# The problem:
Transcribe each record exactly. Include every one.

Stored data entries
·····

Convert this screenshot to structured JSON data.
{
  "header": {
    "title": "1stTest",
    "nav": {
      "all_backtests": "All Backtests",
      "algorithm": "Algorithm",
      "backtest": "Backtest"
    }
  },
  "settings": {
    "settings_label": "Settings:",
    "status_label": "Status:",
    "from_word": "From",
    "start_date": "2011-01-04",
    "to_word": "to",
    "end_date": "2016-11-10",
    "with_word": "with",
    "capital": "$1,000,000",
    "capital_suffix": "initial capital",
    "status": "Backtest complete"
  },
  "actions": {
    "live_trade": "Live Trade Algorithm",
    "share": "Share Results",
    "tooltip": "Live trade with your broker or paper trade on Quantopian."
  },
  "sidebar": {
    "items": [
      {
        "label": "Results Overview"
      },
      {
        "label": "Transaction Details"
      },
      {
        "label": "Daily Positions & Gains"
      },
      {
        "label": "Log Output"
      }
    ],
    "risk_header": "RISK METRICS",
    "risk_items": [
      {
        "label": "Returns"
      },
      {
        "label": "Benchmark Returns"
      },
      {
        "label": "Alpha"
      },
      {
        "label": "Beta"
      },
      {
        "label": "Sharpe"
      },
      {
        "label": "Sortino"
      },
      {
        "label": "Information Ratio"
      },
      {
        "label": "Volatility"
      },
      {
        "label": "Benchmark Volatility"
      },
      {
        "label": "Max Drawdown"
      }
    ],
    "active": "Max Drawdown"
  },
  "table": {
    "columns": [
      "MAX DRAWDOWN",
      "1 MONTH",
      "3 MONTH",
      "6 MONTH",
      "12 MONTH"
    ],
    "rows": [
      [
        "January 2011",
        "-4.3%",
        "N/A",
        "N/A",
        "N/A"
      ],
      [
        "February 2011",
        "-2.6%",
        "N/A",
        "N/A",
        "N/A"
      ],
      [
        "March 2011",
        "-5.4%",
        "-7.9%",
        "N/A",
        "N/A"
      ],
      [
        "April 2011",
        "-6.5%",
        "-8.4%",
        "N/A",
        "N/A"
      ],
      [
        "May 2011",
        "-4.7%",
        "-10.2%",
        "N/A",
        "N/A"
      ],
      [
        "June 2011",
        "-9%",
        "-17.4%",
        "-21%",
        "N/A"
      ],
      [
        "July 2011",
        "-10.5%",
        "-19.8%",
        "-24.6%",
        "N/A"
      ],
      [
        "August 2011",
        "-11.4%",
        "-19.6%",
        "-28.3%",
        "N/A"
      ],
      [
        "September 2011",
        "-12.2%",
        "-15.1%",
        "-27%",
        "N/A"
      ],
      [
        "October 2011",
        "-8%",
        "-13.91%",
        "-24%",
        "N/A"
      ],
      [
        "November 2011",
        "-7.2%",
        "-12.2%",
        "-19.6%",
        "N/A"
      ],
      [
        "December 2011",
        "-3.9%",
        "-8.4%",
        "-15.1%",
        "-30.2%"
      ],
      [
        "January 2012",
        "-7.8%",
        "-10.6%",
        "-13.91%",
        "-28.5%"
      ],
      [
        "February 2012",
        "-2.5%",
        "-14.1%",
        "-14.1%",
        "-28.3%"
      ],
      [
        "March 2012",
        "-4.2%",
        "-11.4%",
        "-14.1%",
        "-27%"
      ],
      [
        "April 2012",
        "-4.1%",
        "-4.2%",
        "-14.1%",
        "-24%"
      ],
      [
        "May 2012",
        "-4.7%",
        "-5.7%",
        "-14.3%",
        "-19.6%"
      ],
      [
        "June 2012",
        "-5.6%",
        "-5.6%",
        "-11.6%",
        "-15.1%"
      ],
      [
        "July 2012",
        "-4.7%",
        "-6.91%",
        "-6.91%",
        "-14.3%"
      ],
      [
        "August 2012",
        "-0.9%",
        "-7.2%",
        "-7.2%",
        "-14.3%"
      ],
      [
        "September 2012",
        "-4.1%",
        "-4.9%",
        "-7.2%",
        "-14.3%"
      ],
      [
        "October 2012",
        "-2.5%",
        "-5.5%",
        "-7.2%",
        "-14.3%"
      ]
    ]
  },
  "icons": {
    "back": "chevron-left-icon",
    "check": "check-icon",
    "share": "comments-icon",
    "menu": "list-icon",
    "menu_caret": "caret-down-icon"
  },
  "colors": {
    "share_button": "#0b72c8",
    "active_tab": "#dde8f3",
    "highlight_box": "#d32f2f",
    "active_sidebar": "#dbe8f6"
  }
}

·····

# Answer to this problem:
Convert this screenshot to structured JSON data.
{
  "header": {
    "title": "1stTest",
    "nav": {
      "all_backtests": "All Backtests",
      "algorithm": "Algorithm",
      "backtest": "Backtest"
    }
  },
  "settings": {
    "settings_label": "Settings:",
    "status_label": "Status:",
    "from_word": "From",
    "start_date": "2011-01-04",
    "to_word": "to",
    "end_date": "2016-11-10",
    "with_word": "with",
    "capital": "$1,000,000",
    "capital_suffix": "initial capital",
    "status": "Backtest complete"
  },
  "actions": {
    "live_trade": "Live Trade Algorithm",
    "share": "Share Results",
    "tooltip": "Live trade with your broker or paper trade on Quantopian."
  },
  "sidebar": {
    "items": [
      {
        "label": "Results Overview"
      },
      {
        "label": "Transaction Details"
      },
      {
        "label": "Daily Positions & Gains"
      },
      {
        "label": "Log Output"
      }
    ],
    "risk_header": "RISK METRICS",
    "risk_items": [
      {
        "label": "Returns"
      },
      {
        "label": "Benchmark Returns"
      },
      {
        "label": "Alpha"
      },
      {
        "label": "Beta"
      },
      {
        "label": "Sharpe"
      },
      {
        "label": "Sortino"
      },
      {
        "label": "Information Ratio"
      },
      {
        "label": "Volatility"
      },
      {
        "label": "Benchmark Volatility"
      },
      {
        "label": "Max Drawdown"
      }
    ],
    "active": "Max Drawdown"
  },
  "table": {
    "columns": [
      "MAX DRAWDOWN",
      "1 MONTH",
      "3 MONTH",
      "6 MONTH",
      "12 MONTH"
    ],
    "rows": [
      [
        "January 2011",
        "-4.3%",
        "N/A",
        "N/A",
        "N/A"
      ],
      [
        "February 2011",
        "-2.6%",
        "N/A",
        "N/A",
        "N/A"
      ],
      [
        "March 2011",
        "-5.4%",
        "-7.9%",
        "N/A",
        "N/A"
      ],
      [
        "April 2011",
        "-6.5%",
        "-8.4%",
        "N/A",
        "N/A"
      ],
      [
        "May 2011",
        "-4.7%",
        "-10.2%",
        "N/A",
        "N/A"
      ],
      [
        "June 2011",
        "-9%",
        "-17.4%",
        "-21%",
        "N/A"
      ],
      [
        "July 2011",
        "-10.5%",
        "-19.8%",
        "-24.6%",
        "N/A"
      ],
      [
        "August 2011",
        "-11.4%",
        "-19.6%",
        "-28.3%",
        "N/A"
      ],
      [
        "September 2011",
        "-12.2%",
        "-15.1%",
        "-27%",
        "N/A"
      ],
      [
        "October 2011",
        "-8%",
        "-13.91%",
        "-24%",
        "N/A"
      ],
      [
        "November 2011",
        "-7.2%",
        "-12.2%",
        "-19.6%",
        "N/A"
      ],
      [
        "December 2011",
        "-3.9%",
        "-8.4%",
        "-15.1%",
        "-30.2%"
      ],
      [
        "January 2012",
        "-7.8%",
        "-10.6%",
        "-13.91%",
        "-28.5%"
      ],
      [
        "February 2012",
        "-2.5%",
        "-14.1%",
        "-14.1%",
        "-28.3%"
      ],
      [
        "March 2012",
        "-4.2%",
        "-11.4%",
        "-14.1%",
        "-27%"
      ],
      [
        "April 2012",
        "-4.1%",
        "-4.2%",
        "-14.1%",
        "-24%"
      ],
      [
        "May 2012",
        "-4.7%",
        "-5.7%",
        "-14.3%",
        "-19.6%"
      ],
      [
        "June 2012",
        "-5.6%",
        "-5.6%",
        "-11.6%",
        "-15.1%"
      ],
      [
        "July 2012",
        "-4.7%",
        "-6.91%",
        "-6.91%",
        "-14.3%"
      ],
      [
        "August 2012",
        "-0.9%",
        "-7.2%",
        "-7.2%",
        "-14.3%"
      ],
      [
        "September 2012",
        "-4.1%",
        "-4.9%",
        "-7.2%",
        "-14.3%"
      ],
      [
        "October 2012",
        "-2.5%",
        "-5.5%",
        "-7.2%",
        "-14.3%"
      ]
    ]
  },
  "icons": {
    "back": "chevron-left-icon",
    "check": "check-icon",
    "share": "comments-icon",
    "menu": "list-icon",
    "menu_caret": "caret-down-icon"
  },
  "colors": {
    "share_button": "#0b72c8",
    "active_tab": "#dde8f3",
    "highlight_box": "#d32f2f",
    "active_sidebar": "#dbe8f6"
  }
}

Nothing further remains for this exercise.